- _WHAT IS REQUIRED_
Go through the material below and copy each line where the word "данных" appears.
-------- DATA SUPPLIED
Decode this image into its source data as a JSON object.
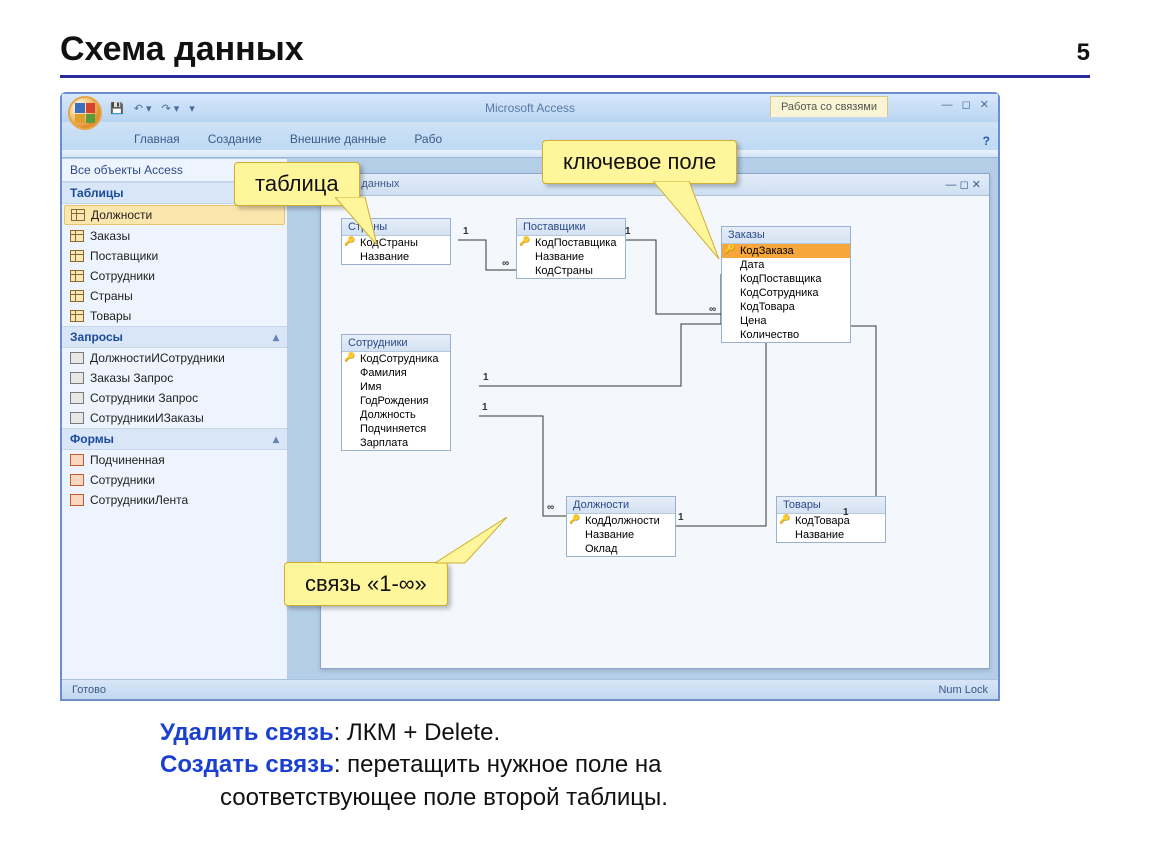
{
  "slide": {
    "title": "Схема данных",
    "page": "5"
  },
  "app": {
    "title": "Microsoft Access",
    "context_tab": "Работа со связями",
    "ribbon_tabs": [
      "Главная",
      "Создание",
      "Внешние данные",
      "Рабо"
    ],
    "nav_title": "Все объекты Access",
    "mdi_title": "данных",
    "win_controls": "— ◻ ✕",
    "mdi_controls": "— ◻ ✕",
    "help": "?"
  },
  "nav": {
    "groups": [
      {
        "title": "Таблицы",
        "items": [
          "Должности",
          "Заказы",
          "Поставщики",
          "Сотрудники",
          "Страны",
          "Товары"
        ],
        "icon": "table",
        "selected": 0
      },
      {
        "title": "Запросы",
        "items": [
          "ДолжностиИСотрудники",
          "Заказы Запрос",
          "Сотрудники Запрос",
          "СотрудникиИЗаказы"
        ],
        "icon": "query"
      },
      {
        "title": "Формы",
        "items": [
          "Подчиненная",
          "Сотрудники",
          "СотрудникиЛента"
        ],
        "icon": "form"
      }
    ]
  },
  "tables": {
    "countries": {
      "title": "Страны",
      "fields": [
        "КодСтраны",
        "Название"
      ],
      "keys": [
        0
      ]
    },
    "suppliers": {
      "title": "Поставщики",
      "fields": [
        "КодПоставщика",
        "Название",
        "КодСтраны"
      ],
      "keys": [
        0
      ]
    },
    "orders": {
      "title": "Заказы",
      "fields": [
        "КодЗаказа",
        "Дата",
        "КодПоставщика",
        "КодСотрудника",
        "КодТовара",
        "Цена",
        "Количество"
      ],
      "keys": [
        0
      ],
      "selected": 0
    },
    "employees": {
      "title": "Сотрудники",
      "fields": [
        "КодСотрудника",
        "Фамилия",
        "Имя",
        "ГодРождения",
        "Должность",
        "Подчиняется",
        "Зарплата"
      ],
      "keys": [
        0
      ]
    },
    "positions": {
      "title": "Должности",
      "fields": [
        "КодДолжности",
        "Название",
        "Оклад"
      ],
      "keys": [
        0
      ]
    },
    "goods": {
      "title": "Товары",
      "fields": [
        "КодТовара",
        "Название"
      ],
      "keys": [
        0
      ]
    }
  },
  "rel_marks": {
    "one": "1",
    "many": "∞"
  },
  "callouts": {
    "table": "таблица",
    "keyfield": "ключевое поле",
    "relation": "связь «1-∞»"
  },
  "status": {
    "left": "Готово",
    "right": "Num Lock"
  },
  "notes": {
    "l1a": "Удалить связь",
    "l1b": ": ЛКМ + Delete.",
    "l2a": "Создать связь",
    "l2b": ": перетащить нужное поле на",
    "l3": "соответствующее поле второй таблицы."
  }
}
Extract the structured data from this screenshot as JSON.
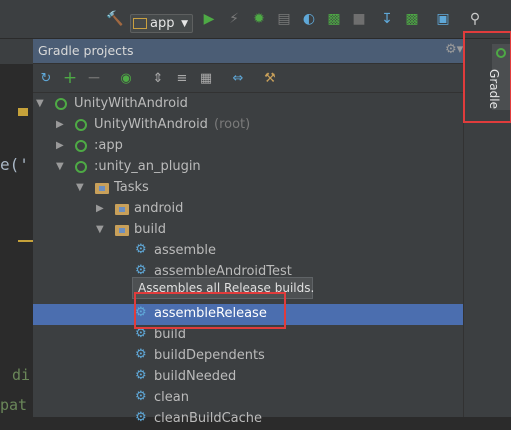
{
  "toolbar": {
    "run_config": "app",
    "icons": [
      "hammer-icon",
      "run-config-icon",
      "run-icon",
      "debug-icon",
      "attach-icon",
      "coverage-icon",
      "profile-icon",
      "android-run-icon",
      "stop-icon",
      "sdk-manager-icon",
      "avd-manager-icon",
      "project-structure-icon",
      "search-icon"
    ],
    "colors": {
      "run": "#4eaa45",
      "background": "#3c3f41"
    }
  },
  "editor": {
    "fragments": [
      "e('",
      "di",
      "pat"
    ]
  },
  "panel": {
    "title": "Gradle projects",
    "tools": [
      "refresh-icon",
      "add-icon",
      "remove-icon",
      "gradle-run-icon",
      "expand-all-icon",
      "collapse-all-icon",
      "group-icon",
      "toggle-offline-icon",
      "settings-icon"
    ],
    "header_tools": [
      "settings-gear-icon",
      "hide-panel-icon"
    ],
    "accent": "#4b6eaf"
  },
  "side_tab": {
    "label": "Gradle"
  },
  "tree": [
    {
      "label": "UnityWithAndroid",
      "suffix": "",
      "level": 0,
      "icon": "gradle",
      "arrow": "down"
    },
    {
      "label": "UnityWithAndroid",
      "suffix": "(root)",
      "level": 1,
      "icon": "gradle",
      "arrow": "right"
    },
    {
      "label": ":app",
      "suffix": "",
      "level": 1,
      "icon": "gradle",
      "arrow": "right"
    },
    {
      "label": ":unity_an_plugin",
      "suffix": "",
      "level": 1,
      "icon": "gradle",
      "arrow": "down"
    },
    {
      "label": "Tasks",
      "suffix": "",
      "level": 2,
      "icon": "folder",
      "arrow": "down"
    },
    {
      "label": "android",
      "suffix": "",
      "level": 3,
      "icon": "folder",
      "arrow": "right"
    },
    {
      "label": "build",
      "suffix": "",
      "level": 3,
      "icon": "folder",
      "arrow": "down"
    },
    {
      "label": "assemble",
      "suffix": "",
      "level": 4,
      "icon": "gear",
      "arrow": ""
    },
    {
      "label": "assembleAndroidTest",
      "suffix": "",
      "level": 4,
      "icon": "gear",
      "arrow": ""
    },
    {
      "label": "",
      "suffix": "",
      "level": 4,
      "icon": "none",
      "arrow": ""
    },
    {
      "label": "assembleRelease",
      "suffix": "",
      "level": 4,
      "icon": "gear",
      "arrow": "",
      "selected": true
    },
    {
      "label": "build",
      "suffix": "",
      "level": 4,
      "icon": "gear",
      "arrow": ""
    },
    {
      "label": "buildDependents",
      "suffix": "",
      "level": 4,
      "icon": "gear",
      "arrow": ""
    },
    {
      "label": "buildNeeded",
      "suffix": "",
      "level": 4,
      "icon": "gear",
      "arrow": ""
    },
    {
      "label": "clean",
      "suffix": "",
      "level": 4,
      "icon": "gear",
      "arrow": ""
    },
    {
      "label": "cleanBuildCache",
      "suffix": "",
      "level": 4,
      "icon": "gear",
      "arrow": ""
    }
  ],
  "tooltip": {
    "text": "Assembles all Release builds."
  },
  "highlight_color": "#e03c3c"
}
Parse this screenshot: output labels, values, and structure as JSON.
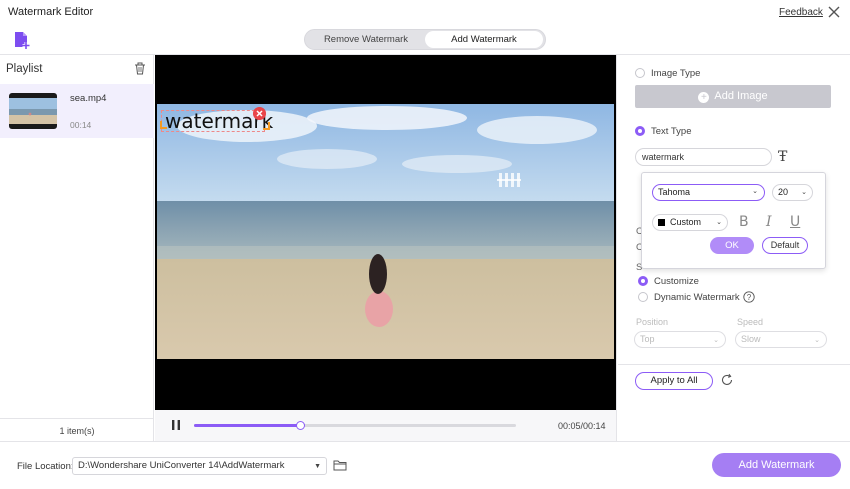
{
  "window": {
    "title": "Watermark Editor",
    "feedback_label": "Feedback"
  },
  "icons": {
    "close": "close-icon",
    "add_file": "add-file-icon",
    "trash": "trash-icon",
    "pause": "pause-icon",
    "font": "font-icon",
    "refresh": "refresh-icon",
    "folder": "folder-icon",
    "help": "help-icon",
    "plus": "plus-icon"
  },
  "mode_toggle": {
    "remove_label": "Remove Watermark",
    "add_label": "Add Watermark",
    "selected": "Add Watermark"
  },
  "playlist": {
    "title": "Playlist",
    "items": [
      {
        "name": "sea.mp4",
        "duration": "00:14"
      }
    ],
    "count_label": "1 item(s)"
  },
  "preview": {
    "watermark_text": "watermark"
  },
  "player": {
    "time": "00:05/00:14",
    "progress": 0.33
  },
  "panel": {
    "image_type_label": "Image Type",
    "add_image_label": "Add Image",
    "text_type_label": "Text Type",
    "watermark_text_value": "watermark",
    "font_popup": {
      "font": "Tahoma",
      "size": "20",
      "color_label": "Custom",
      "color_value": "#000000",
      "bold": "B",
      "italic": "I",
      "underline": "U",
      "ok_label": "OK",
      "default_label": "Default"
    },
    "customize_label": "Customize",
    "dynamic_label": "Dynamic Watermark",
    "position_label": "Position",
    "position_value": "Top",
    "speed_label": "Speed",
    "speed_value": "Slow",
    "apply_all_label": "Apply to All"
  },
  "footer": {
    "file_location_label": "File Location:",
    "file_location_value": "D:\\Wondershare UniConverter 14\\AddWatermark",
    "add_watermark_label": "Add Watermark"
  },
  "colors": {
    "accent": "#8c5cf6",
    "accent_light": "#a57ef3",
    "video_bg": "#000000"
  }
}
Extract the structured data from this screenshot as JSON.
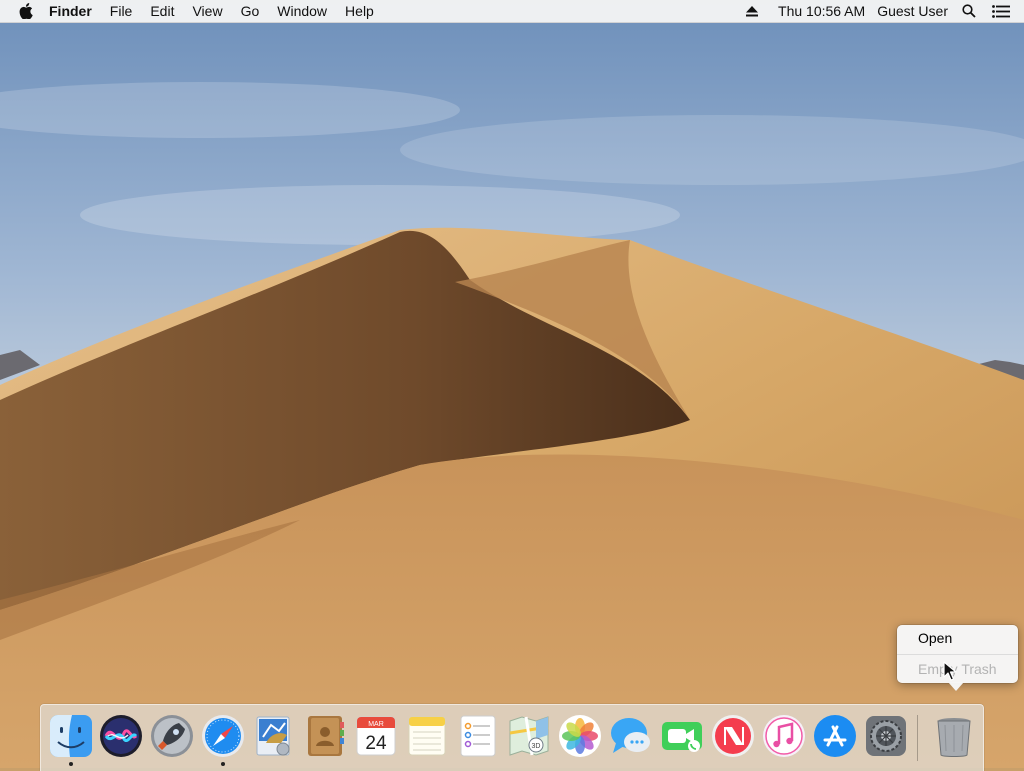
{
  "menubar": {
    "app_name": "Finder",
    "menus": [
      "File",
      "Edit",
      "View",
      "Go",
      "Window",
      "Help"
    ],
    "clock": "Thu 10:56 AM",
    "user": "Guest User",
    "icons": [
      "apple-icon",
      "eject-icon",
      "spotlight-search-icon",
      "notification-center-icon"
    ]
  },
  "dock": {
    "apps": [
      {
        "icon": "finder-icon",
        "running": true
      },
      {
        "icon": "siri-icon",
        "running": false
      },
      {
        "icon": "launchpad-icon",
        "running": false
      },
      {
        "icon": "safari-icon",
        "running": true
      },
      {
        "icon": "mail-icon",
        "running": false
      },
      {
        "icon": "contacts-icon",
        "running": false
      },
      {
        "icon": "calendar-icon",
        "running": false
      },
      {
        "icon": "notes-icon",
        "running": false
      },
      {
        "icon": "reminders-icon",
        "running": false
      },
      {
        "icon": "maps-icon",
        "running": false
      },
      {
        "icon": "photos-icon",
        "running": false
      },
      {
        "icon": "messages-icon",
        "running": false
      },
      {
        "icon": "facetime-icon",
        "running": false
      },
      {
        "icon": "news-icon",
        "running": false
      },
      {
        "icon": "itunes-icon",
        "running": false
      },
      {
        "icon": "app-store-icon",
        "running": false
      },
      {
        "icon": "system-preferences-icon",
        "running": false
      },
      {
        "icon": "trash-icon",
        "running": false
      }
    ],
    "calendar": {
      "month": "MAR",
      "day": "24"
    }
  },
  "context_menu": {
    "items": [
      {
        "label": "Open",
        "enabled": true
      },
      {
        "label": "Empty Trash",
        "enabled": false
      }
    ]
  }
}
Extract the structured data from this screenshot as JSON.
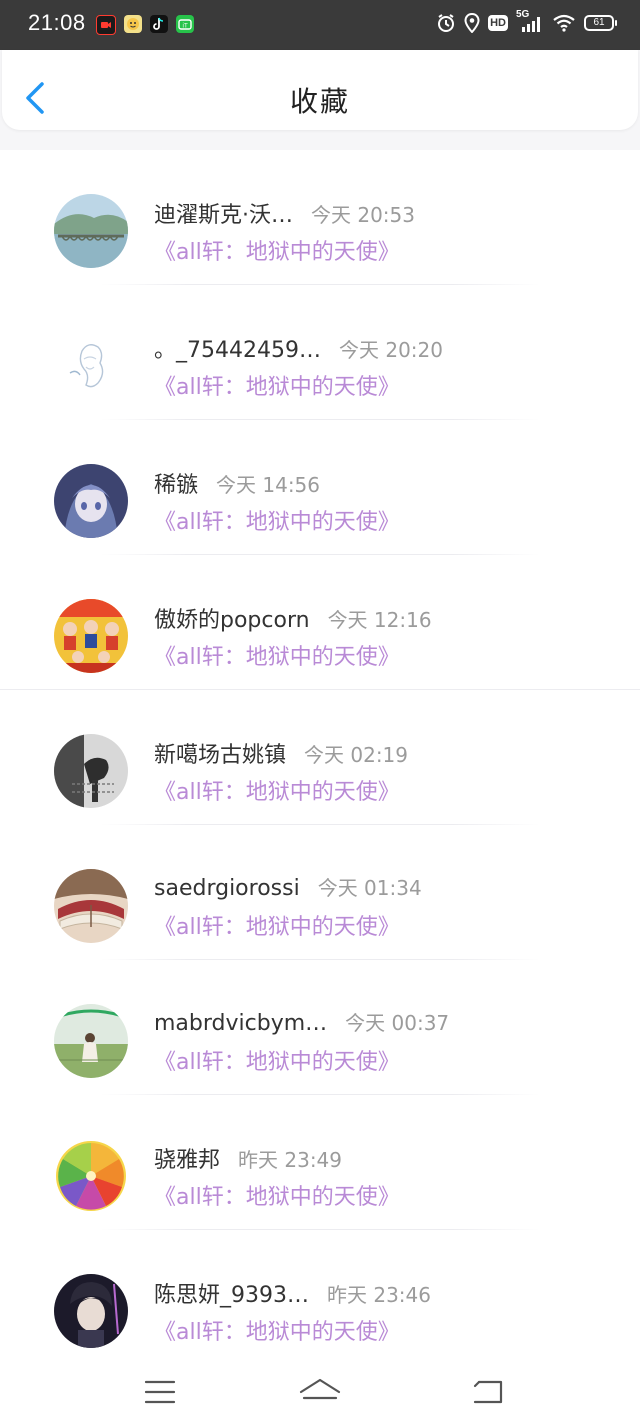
{
  "status_bar": {
    "time": "21:08",
    "notification_icons": [
      "video-app-icon",
      "face-app-icon",
      "tiktok-icon",
      "tv-app-icon"
    ],
    "network_label": "5G",
    "hd_label": "HD",
    "battery_level": "61"
  },
  "header": {
    "title": "收藏",
    "back_icon": "chevron-left-icon"
  },
  "favorites": [
    {
      "username": "迪濯斯克·沃…",
      "time": "今天 20:53",
      "story": "《all轩：地狱中的天使》"
    },
    {
      "username": "。_75442459…",
      "time": "今天 20:20",
      "story": "《all轩：地狱中的天使》"
    },
    {
      "username": "稀镞",
      "time": "今天 14:56",
      "story": "《all轩：地狱中的天使》"
    },
    {
      "username": "傲娇的popcorn",
      "time": "今天 12:16",
      "story": "《all轩：地狱中的天使》"
    },
    {
      "username": "新噶场古姚镇",
      "time": "今天 02:19",
      "story": "《all轩：地狱中的天使》"
    },
    {
      "username": "saedrgiorossi",
      "time": "今天 01:34",
      "story": "《all轩：地狱中的天使》"
    },
    {
      "username": "mabrdvicbym…",
      "time": "今天 00:37",
      "story": "《all轩：地狱中的天使》"
    },
    {
      "username": "骁雅邦",
      "time": "昨天 23:49",
      "story": "《all轩：地狱中的天使》"
    },
    {
      "username": "陈思妍_9393…",
      "time": "昨天 23:46",
      "story": "《all轩：地狱中的天使》"
    }
  ],
  "bottom_nav": {
    "items": [
      "menu-icon",
      "home-icon",
      "back-icon"
    ]
  },
  "colors": {
    "accent_blue": "#2196f3",
    "story_purple": "#b98ad6",
    "timestamp_gray": "#9b9b9b",
    "status_bar_bg": "#3a3a3a"
  }
}
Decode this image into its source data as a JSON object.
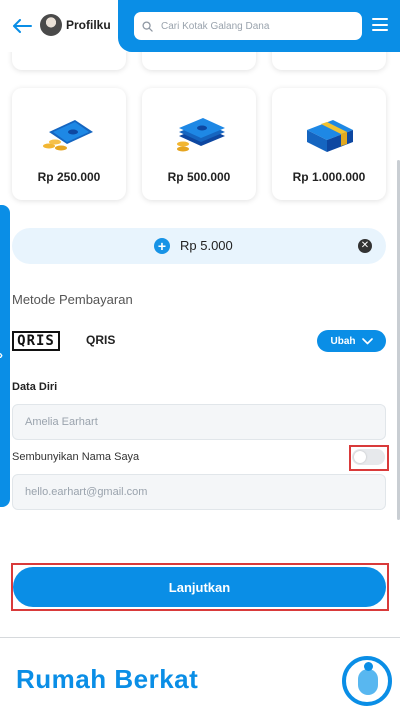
{
  "header": {
    "profile_label": "Profilku",
    "search_placeholder": "Cari Kotak Galang Dana"
  },
  "amount_cards": [
    {
      "label": "Rp 250.000",
      "icon": "cash-coins-icon"
    },
    {
      "label": "Rp 500.000",
      "icon": "cash-stack-icon"
    },
    {
      "label": "Rp 1.000.000",
      "icon": "money-bundle-icon"
    }
  ],
  "custom_amount": {
    "value": "Rp 5.000"
  },
  "payment": {
    "section_title": "Metode Pembayaran",
    "method_logo": "QRIS",
    "method_name": "QRIS",
    "change_label": "Ubah"
  },
  "personal_data": {
    "title": "Data Diri",
    "name_placeholder": "Amelia Earhart",
    "hide_name_label": "Sembunyikan Nama Saya",
    "hide_name_enabled": false,
    "email_placeholder": "hello.earhart@gmail.com"
  },
  "submit": {
    "label": "Lanjutkan"
  },
  "footer": {
    "brand": "Rumah Berkat"
  },
  "colors": {
    "primary": "#0a8ee6",
    "highlight": "#d93a3a"
  }
}
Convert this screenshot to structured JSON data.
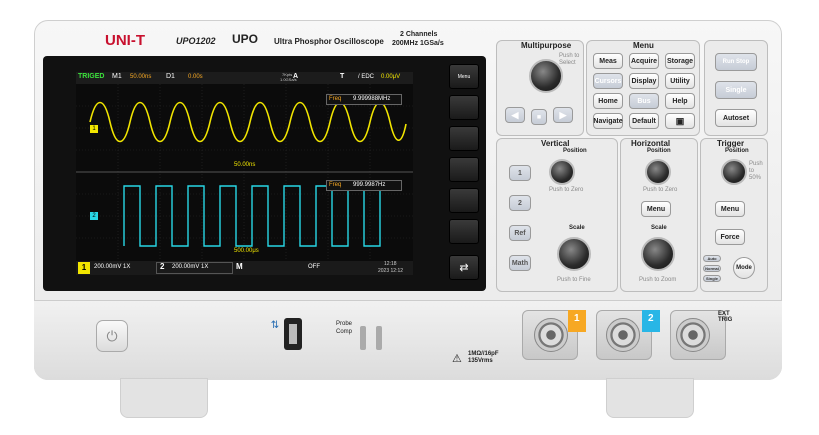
{
  "brand": {
    "logo": "UNI-T",
    "model": "UPO1202",
    "series_logo": "UPO",
    "title": "Ultra Phosphor Oscilloscope",
    "channels": "2 Channels",
    "spec": "200MHz  1GSa/s"
  },
  "screen": {
    "status": {
      "trig": "TRIGED",
      "m_label": "M1",
      "m_value": "50.00ns",
      "d_label": "D1",
      "d_value": "0.00s",
      "acq": "7Kpts",
      "rate": "1.0GSa/s",
      "mode": "A",
      "t_label": "T",
      "coupling": "/ EDC",
      "level": "0.00μV"
    },
    "freq1": {
      "label": "Freq",
      "value": "9.999988MHz"
    },
    "freq2": {
      "label": "Freq",
      "value": "999.9987Hz"
    },
    "timebase1": "50.00ns",
    "timebase2": "500.00μs",
    "bottom": {
      "ch1_num": "1",
      "ch1": "200.00mV 1X",
      "ch2_num": "2",
      "ch2": "200.00mV 1X",
      "m": "M",
      "m_state": "OFF",
      "time": "12:18",
      "date": "2023 12:12"
    }
  },
  "soft_menu": "Menu",
  "multipurpose": {
    "title": "Multipurpose",
    "push": "Push to Select"
  },
  "menu": {
    "title": "Menu",
    "buttons": [
      "Meas",
      "Acquire",
      "Storage",
      "Cursors",
      "Display",
      "Utility",
      "Home",
      "Bus",
      "Help",
      "Navigate",
      "Default",
      ""
    ]
  },
  "run": {
    "run_stop": "Run Stop",
    "single": "Single",
    "autoset": "Autoset"
  },
  "vertical": {
    "title": "Vertical",
    "position": "Position",
    "push_zero": "Push to Zero",
    "ch1": "1",
    "ch2": "2",
    "ref": "Ref",
    "math": "Math",
    "scale": "Scale",
    "push_fine": "Push to Fine"
  },
  "horizontal": {
    "title": "Horizontal",
    "position": "Position",
    "push_zero": "Push to Zero",
    "menu": "Menu",
    "scale": "Scale",
    "push_zoom": "Push to Zoom"
  },
  "trigger": {
    "title": "Trigger",
    "position": "Position",
    "push": "Push to 50%",
    "menu": "Menu",
    "force": "Force",
    "modes": [
      "Auto",
      "Normal",
      "Single"
    ],
    "mode": "Mode"
  },
  "front": {
    "probe_comp": "Probe Comp",
    "ch1": "1",
    "ch2": "2",
    "ext": "EXT TRIG",
    "warning": "1MΩ//16pF 135Vrms"
  },
  "colors": {
    "ch1": "#f2e600",
    "ch2": "#28d7e6",
    "accent": "#f7a823",
    "brand": "#c8102e"
  }
}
----------------
- _ANSWER BELOW_
    "title": "Схема данных",
    "mdi_title": "данных",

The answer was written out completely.